SHORT TASK: Go through the entries below and copy each line containing the word "York".

RECORDS FOR PROCESSING:

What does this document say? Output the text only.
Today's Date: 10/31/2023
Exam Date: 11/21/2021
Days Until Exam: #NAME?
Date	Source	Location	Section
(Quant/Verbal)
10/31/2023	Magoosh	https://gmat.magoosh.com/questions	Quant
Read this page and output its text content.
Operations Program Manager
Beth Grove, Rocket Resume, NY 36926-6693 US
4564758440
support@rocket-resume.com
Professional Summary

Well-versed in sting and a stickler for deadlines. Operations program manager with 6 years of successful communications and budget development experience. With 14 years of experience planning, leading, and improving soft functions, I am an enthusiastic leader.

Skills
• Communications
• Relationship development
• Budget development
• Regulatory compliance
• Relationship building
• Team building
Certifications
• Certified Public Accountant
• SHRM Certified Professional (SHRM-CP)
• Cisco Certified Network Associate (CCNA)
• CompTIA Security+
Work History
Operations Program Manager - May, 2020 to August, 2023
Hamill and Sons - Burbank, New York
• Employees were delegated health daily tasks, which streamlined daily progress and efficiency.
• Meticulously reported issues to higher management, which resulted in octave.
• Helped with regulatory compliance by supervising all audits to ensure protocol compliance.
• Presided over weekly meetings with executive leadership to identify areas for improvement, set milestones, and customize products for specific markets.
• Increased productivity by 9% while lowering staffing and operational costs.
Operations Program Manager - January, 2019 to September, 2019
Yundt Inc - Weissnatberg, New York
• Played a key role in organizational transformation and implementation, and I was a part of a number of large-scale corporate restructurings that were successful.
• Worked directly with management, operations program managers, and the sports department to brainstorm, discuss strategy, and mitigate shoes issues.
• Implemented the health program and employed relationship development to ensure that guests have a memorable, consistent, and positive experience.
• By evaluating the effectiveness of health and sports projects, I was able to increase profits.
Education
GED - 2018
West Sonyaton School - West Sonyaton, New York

ANSWER TO THE PROBLEM:
Hamill and Sons - Burbank, New York
Yundt Inc - Weissnatberg, New York
West Sonyaton School - West Sonyaton, New York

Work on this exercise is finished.